» To be done: In your copy, repeat the records exactly and leave out the pictures.

(Records from a dataset)
========
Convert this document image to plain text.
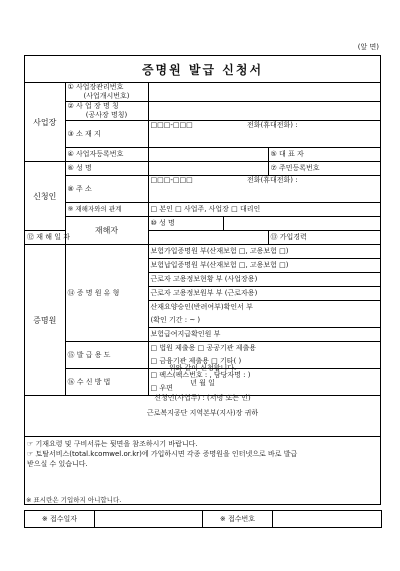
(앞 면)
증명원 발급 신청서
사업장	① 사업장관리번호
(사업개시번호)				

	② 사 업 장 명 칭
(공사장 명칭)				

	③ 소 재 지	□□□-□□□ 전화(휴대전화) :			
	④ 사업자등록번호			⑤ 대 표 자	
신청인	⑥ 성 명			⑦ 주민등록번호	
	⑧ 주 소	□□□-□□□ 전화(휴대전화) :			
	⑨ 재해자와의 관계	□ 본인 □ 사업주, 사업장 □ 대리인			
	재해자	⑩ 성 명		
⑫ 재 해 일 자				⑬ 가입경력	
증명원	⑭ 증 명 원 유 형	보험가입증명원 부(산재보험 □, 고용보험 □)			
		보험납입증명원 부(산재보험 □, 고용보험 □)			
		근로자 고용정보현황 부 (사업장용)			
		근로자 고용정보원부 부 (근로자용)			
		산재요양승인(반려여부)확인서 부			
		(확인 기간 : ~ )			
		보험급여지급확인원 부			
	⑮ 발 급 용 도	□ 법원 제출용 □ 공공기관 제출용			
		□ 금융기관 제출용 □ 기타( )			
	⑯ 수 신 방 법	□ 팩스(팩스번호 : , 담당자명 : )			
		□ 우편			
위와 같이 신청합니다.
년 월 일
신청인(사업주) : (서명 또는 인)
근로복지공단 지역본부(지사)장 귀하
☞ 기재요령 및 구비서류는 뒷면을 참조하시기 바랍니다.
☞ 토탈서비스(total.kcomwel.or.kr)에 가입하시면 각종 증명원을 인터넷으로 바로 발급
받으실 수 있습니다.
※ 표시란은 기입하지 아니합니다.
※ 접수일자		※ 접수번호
========
» Result of this exercise:
Convert this document image to plain text.
(앞 면)
증명원 발급 신청서
사업장	① 사업장관리번호
(사업개시번호)				

	② 사 업 장 명 칭
(공사장 명칭)				

	③ 소 재 지	□□□-□□□ 전화(휴대전화) :			
	④ 사업자등록번호			⑤ 대 표 자	
신청인	⑥ 성 명			⑦ 주민등록번호	
	⑧ 주 소	□□□-□□□ 전화(휴대전화) :			
	⑨ 재해자와의 관계	□ 본인 □ 사업주, 사업장 □ 대리인			
	재해자	⑩ 성 명		
⑫ 재 해 일 자				⑬ 가입경력	
증명원	⑭ 증 명 원 유 형	보험가입증명원 부(산재보험 □, 고용보험 □)			
		보험납입증명원 부(산재보험 □, 고용보험 □)			
		근로자 고용정보현황 부 (사업장용)			
		근로자 고용정보원부 부 (근로자용)			
		산재요양승인(반려여부)확인서 부			
		(확인 기간 : ~ )			
		보험급여지급확인원 부			
	⑮ 발 급 용 도	□ 법원 제출용 □ 공공기관 제출용			
		□ 금융기관 제출용 □ 기타( )			
	⑯ 수 신 방 법	□ 팩스(팩스번호 : , 담당자명 : )			
		□ 우편			
위와 같이 신청합니다.
년 월 일
신청인(사업주) : (서명 또는 인)
근로복지공단 지역본부(지사)장 귀하
☞ 기재요령 및 구비서류는 뒷면을 참조하시기 바랍니다.
☞ 토탈서비스(total.kcomwel.or.kr)에 가입하시면 각종 증명원을 인터넷으로 바로 발급
받으실 수 있습니다.
※ 표시란은 기입하지 아니합니다.
※ 접수일자		※ 접수번호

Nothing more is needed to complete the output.